* _Exercise goal_
Reproduce the listing below line for line, keeping every character, number and space unchanged.

--- Start ---

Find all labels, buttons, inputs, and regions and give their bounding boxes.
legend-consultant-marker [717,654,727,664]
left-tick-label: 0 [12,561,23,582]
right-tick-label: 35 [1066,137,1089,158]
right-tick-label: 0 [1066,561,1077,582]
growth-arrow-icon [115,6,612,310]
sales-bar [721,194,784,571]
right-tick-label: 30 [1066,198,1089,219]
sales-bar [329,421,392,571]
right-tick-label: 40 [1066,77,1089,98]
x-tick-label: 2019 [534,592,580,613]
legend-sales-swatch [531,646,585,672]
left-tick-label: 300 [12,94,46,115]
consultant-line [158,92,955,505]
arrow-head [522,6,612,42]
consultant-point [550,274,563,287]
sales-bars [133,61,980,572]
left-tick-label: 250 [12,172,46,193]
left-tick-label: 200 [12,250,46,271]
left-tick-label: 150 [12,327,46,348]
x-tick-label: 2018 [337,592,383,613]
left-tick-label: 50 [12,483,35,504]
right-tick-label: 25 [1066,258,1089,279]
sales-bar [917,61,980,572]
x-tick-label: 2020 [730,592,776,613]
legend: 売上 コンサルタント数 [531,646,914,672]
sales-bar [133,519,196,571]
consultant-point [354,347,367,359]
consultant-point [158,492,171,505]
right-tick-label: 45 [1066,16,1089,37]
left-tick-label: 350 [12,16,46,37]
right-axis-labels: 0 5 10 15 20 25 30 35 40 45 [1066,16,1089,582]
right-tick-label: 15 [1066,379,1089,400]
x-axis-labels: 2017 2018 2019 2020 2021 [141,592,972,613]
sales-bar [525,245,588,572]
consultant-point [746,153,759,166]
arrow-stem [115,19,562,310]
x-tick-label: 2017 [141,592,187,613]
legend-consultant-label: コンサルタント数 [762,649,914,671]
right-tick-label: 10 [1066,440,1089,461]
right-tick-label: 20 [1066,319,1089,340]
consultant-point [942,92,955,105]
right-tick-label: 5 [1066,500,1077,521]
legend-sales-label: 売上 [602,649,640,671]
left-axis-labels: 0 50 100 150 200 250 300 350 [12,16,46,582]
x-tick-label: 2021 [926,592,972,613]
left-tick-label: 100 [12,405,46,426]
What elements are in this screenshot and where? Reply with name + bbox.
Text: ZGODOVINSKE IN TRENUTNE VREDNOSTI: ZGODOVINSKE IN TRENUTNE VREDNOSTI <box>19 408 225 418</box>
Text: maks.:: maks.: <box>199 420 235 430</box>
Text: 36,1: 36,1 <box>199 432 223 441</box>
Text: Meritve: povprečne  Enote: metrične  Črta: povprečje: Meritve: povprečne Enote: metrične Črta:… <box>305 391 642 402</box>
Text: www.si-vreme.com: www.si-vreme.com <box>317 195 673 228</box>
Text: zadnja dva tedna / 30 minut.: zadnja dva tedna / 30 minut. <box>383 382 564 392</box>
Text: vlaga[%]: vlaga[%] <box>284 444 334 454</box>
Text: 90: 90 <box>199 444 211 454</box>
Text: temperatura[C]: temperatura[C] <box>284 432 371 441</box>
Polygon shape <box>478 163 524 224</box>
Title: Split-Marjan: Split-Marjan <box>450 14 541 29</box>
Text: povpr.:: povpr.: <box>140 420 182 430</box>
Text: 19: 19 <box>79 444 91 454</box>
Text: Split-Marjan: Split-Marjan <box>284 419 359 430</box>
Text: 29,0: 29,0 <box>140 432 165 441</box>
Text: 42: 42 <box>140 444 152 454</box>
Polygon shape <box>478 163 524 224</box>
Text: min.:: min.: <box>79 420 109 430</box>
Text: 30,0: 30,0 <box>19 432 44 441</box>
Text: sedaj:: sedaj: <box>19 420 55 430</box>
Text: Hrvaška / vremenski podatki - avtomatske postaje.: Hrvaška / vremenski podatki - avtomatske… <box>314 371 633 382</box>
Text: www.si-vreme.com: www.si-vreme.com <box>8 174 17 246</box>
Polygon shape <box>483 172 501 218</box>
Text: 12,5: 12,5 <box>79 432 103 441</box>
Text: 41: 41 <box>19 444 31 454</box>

--- End ---

* _Output below_
Find all labels, buttons, inputs, and regions and give their bounding boxes.
legend-consultant-marker [717,654,727,664]
left-tick-label: 0 [12,561,23,582]
right-tick-label: 35 [1066,137,1089,158]
right-tick-label: 0 [1066,561,1077,582]
growth-arrow-icon [115,6,612,310]
sales-bar [721,194,784,571]
right-tick-label: 30 [1066,198,1089,219]
sales-bar [329,421,392,571]
right-tick-label: 40 [1066,77,1089,98]
x-tick-label: 2019 [534,592,580,613]
legend-sales-swatch [531,646,585,672]
left-tick-label: 300 [12,94,46,115]
consultant-line [158,92,955,505]
arrow-head [522,6,612,42]
consultant-point [550,274,563,287]
sales-bars [133,61,980,572]
left-tick-label: 250 [12,172,46,193]
left-tick-label: 200 [12,250,46,271]
left-tick-label: 150 [12,327,46,348]
x-tick-label: 2018 [337,592,383,613]
left-tick-label: 50 [12,483,35,504]
right-tick-label: 25 [1066,258,1089,279]
sales-bar [917,61,980,572]
x-tick-label: 2020 [730,592,776,613]
legend: 売上 コンサルタント数 [531,646,914,672]
sales-bar [133,519,196,571]
consultant-point [354,347,367,359]
consultant-point [158,492,171,505]
right-tick-label: 45 [1066,16,1089,37]
left-tick-label: 350 [12,16,46,37]
right-axis-labels: 0 5 10 15 20 25 30 35 40 45 [1066,16,1089,582]
right-tick-label: 15 [1066,379,1089,400]
x-axis-labels: 2017 2018 2019 2020 2021 [141,592,972,613]
sales-bar [525,245,588,572]
consultant-point [746,153,759,166]
arrow-stem [115,19,562,310]
x-tick-label: 2017 [141,592,187,613]
legend-consultant-label: コンサルタント数 [762,649,914,671]
right-tick-label: 10 [1066,440,1089,461]
right-tick-label: 20 [1066,319,1089,340]
consultant-point [942,92,955,105]
right-tick-label: 5 [1066,500,1077,521]
legend-sales-label: 売上 [602,649,640,671]
left-axis-labels: 0 50 100 150 200 250 300 350 [12,16,46,582]
x-tick-label: 2021 [926,592,972,613]
left-tick-label: 100 [12,405,46,426]
What elements are in this screenshot and where? Reply with name + bbox.
Text: ZGODOVINSKE IN TRENUTNE VREDNOSTI: ZGODOVINSKE IN TRENUTNE VREDNOSTI <box>19 408 225 418</box>
Text: maks.:: maks.: <box>199 420 235 430</box>
Text: 36,1: 36,1 <box>199 432 223 441</box>
Text: Meritve: povprečne  Enote: metrične  Črta: povprečje: Meritve: povprečne Enote: metrične Črta:… <box>305 391 642 402</box>
Text: www.si-vreme.com: www.si-vreme.com <box>317 195 673 228</box>
Text: zadnja dva tedna / 30 minut.: zadnja dva tedna / 30 minut. <box>383 382 564 392</box>
Text: vlaga[%]: vlaga[%] <box>284 444 334 454</box>
Text: 90: 90 <box>199 444 211 454</box>
Text: temperatura[C]: temperatura[C] <box>284 432 371 441</box>
Polygon shape <box>478 163 524 224</box>
Title: Split-Marjan: Split-Marjan <box>450 14 541 29</box>
Text: povpr.:: povpr.: <box>140 420 182 430</box>
Text: 19: 19 <box>79 444 91 454</box>
Text: Split-Marjan: Split-Marjan <box>284 419 359 430</box>
Text: 29,0: 29,0 <box>140 432 165 441</box>
Text: 42: 42 <box>140 444 152 454</box>
Polygon shape <box>478 163 524 224</box>
Text: min.:: min.: <box>79 420 109 430</box>
Text: 30,0: 30,0 <box>19 432 44 441</box>
Text: sedaj:: sedaj: <box>19 420 55 430</box>
Text: Hrvaška / vremenski podatki - avtomatske postaje.: Hrvaška / vremenski podatki - avtomatske… <box>314 371 633 382</box>
Text: www.si-vreme.com: www.si-vreme.com <box>8 174 17 246</box>
Polygon shape <box>483 172 501 218</box>
Text: 12,5: 12,5 <box>79 432 103 441</box>
Text: 41: 41 <box>19 444 31 454</box>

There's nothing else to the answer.